Data records:
....................

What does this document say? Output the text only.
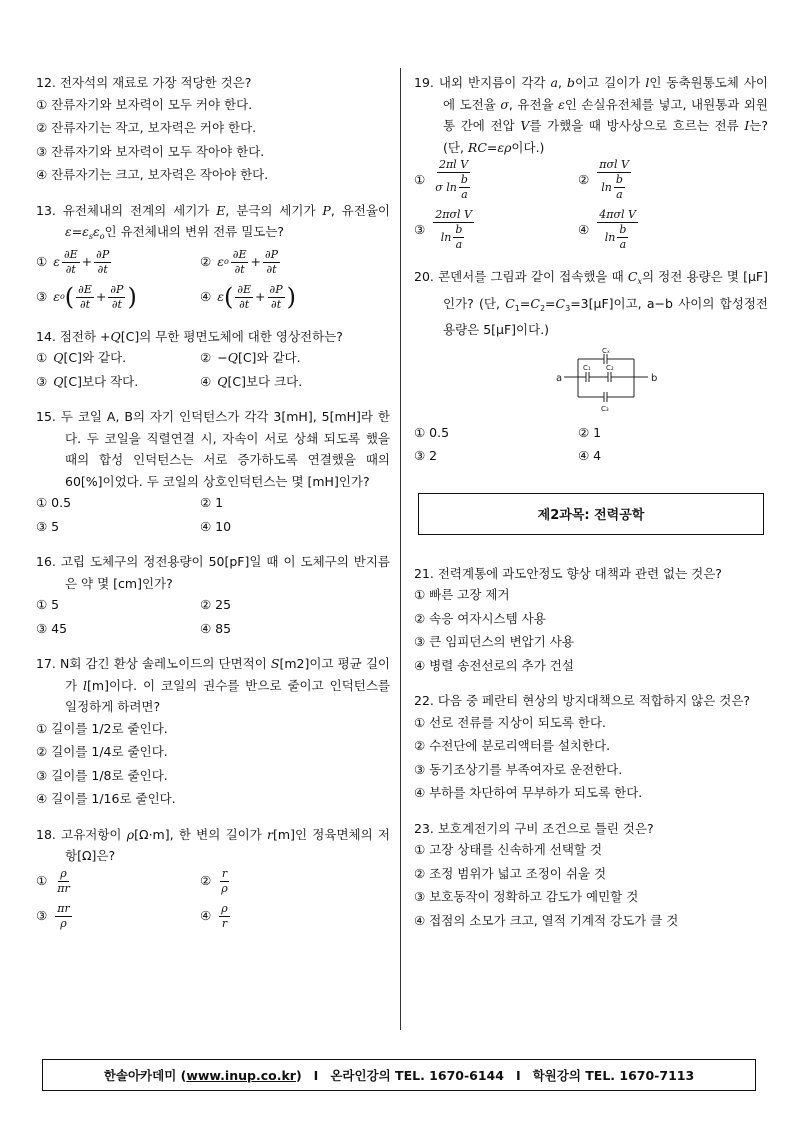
12. 전자석의 재료로 가장 적당한 것은?
① 잔류자기와 보자력이 모두 커야 한다.
② 잔류자기는 작고, 보자력은 커야 한다.
③ 잔류자기와 보자력이 모두 작아야 한다.
④ 잔류자기는 크고, 보자력은 작아야 한다.
13. 유전체내의 전계의 세기가 E, 분극의 세기가 P, 유전율이 $\varepsilon=\varepsilon_s\varepsilon_o$인 유전체내의 변위 전류 밀도는?
① ε $\frac{\partial E}{\partial t} + \frac{\partial P}{\partial t}$	② ε o $\frac{\partial E}{\partial t} + \frac{\partial P}{\partial t}$
③ ε o ( $\frac{\partial E}{\partial t} + \frac{\partial P}{\partial t}$ )	④ ε ( $\frac{\partial E}{\partial t} + \frac{\partial P}{\partial t}$ )
14. 점전하 +Q[C]의 무한 평면도체에 대한 영상전하는?
① Q [C]와 같다.	② − Q [C]와 같다.
③ Q [C]보다 작다.	④ Q [C]보다 크다.
15. 두 코일 A, B의 자기 인덕턴스가 각각 3[mH], 5[mH]라 한다. 두 코일을 직렬연결 시, 자속이 서로 상쇄 되도록 했을 때의 합성 인덕턴스는 서로 증가하도록 연결했을 때의 60[%]이었다. 두 코일의 상호인덕턴스는 몇 [mH]인가?
① 0.5	② 1
③ 5	④ 10
16. 고립 도체구의 정전용량이 50[pF]일 때 이 도체구의 반지름은 약 몇 [cm]인가?
① 5	② 25
③ 45	④ 85
17. N회 감긴 환상 솔레노이드의 단면적이 S[m2]이고 평균 길이가 l[m]이다. 이 코일의 권수를 반으로 줄이고 인덕턴스를 일정하게 하려면?
① 길이를 1/2로 줄인다.
② 길이를 1/4로 줄인다.
③ 길이를 1/8로 줄인다.
④ 길이를 1/16로 줄인다.
18. 고유저항이 ρ[Ω·m], 한 변의 길이가 r[m]인 정육면체의 저항[Ω]은?
① $\frac{\rho}{\pi r}$	② $\frac{r}{\rho}$
③ $\frac{\pi r}{\rho}$	④ $\frac{\rho}{r}$
19. 내외 반지름이 각각 a, b이고 길이가 l인 동축원통도체 사이에 도전율 σ, 유전율 ε인 손실유전체를 넣고, 내원통과 외원통 간에 전압 V를 가했을 때 방사상으로 흐르는 전류 I는? (단, RC=ερ이다.)
① $\frac{\text{2πl V}}{\sigma \ln \frac{b}{a}}$	② $\frac{\text{πσl V}}{\ln \frac{b}{a}}$
③ $\frac{\text{2πσl V}}{\ln \frac{b}{a}}$	④ $\frac{\text{4πσl V}}{\ln \frac{b}{a}}$
20. 콘덴서를 그림과 같이 접속했을 때 $C_x$의 정전 용량은 몇 [μF]인가? (단, $C_1=C_2=C_3=3[\mu F]$이고, a−b 사이의 합성정전 용량은 5[μF]이다.)
a	b
Cₓ
C₁ C₂
C₃
① 0.5	② 1
③ 2	④ 4
제2과목: 전력공학
21. 전력계통에 과도안정도 향상 대책과 관련 없는 것은?
① 빠른 고장 제거
② 속응 여자시스템 사용
③ 큰 임피던스의 변압기 사용
④ 병렬 송전선로의 추가 건설
22. 다음 중 페란티 현상의 방지대책으로 적합하지 않은 것은?
① 선로 전류를 지상이 되도록 한다.
② 수전단에 분로리액터를 설치한다.
③ 동기조상기를 부족여자로 운전한다.
④ 부하를 차단하여 무부하가 되도록 한다.
23. 보호계전기의 구비 조건으로 틀린 것은?
① 고장 상태를 신속하게 선택할 것
② 조정 범위가 넓고 조정이 쉬울 것
③ 보호동작이 정확하고 감도가 예민할 것
④ 접점의 소모가 크고, 열적 기계적 강도가 클 것
한솔아카데미 ( www.inup.co.kr ) I 온라인강의 TEL. 1670-6144 I 학원강의 TEL. 1670-7113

....................

WHAT TO DO: How many of the lines above hold the word "보자력은"? Give only that number.

RESULT OF THIS EXERCISE: 2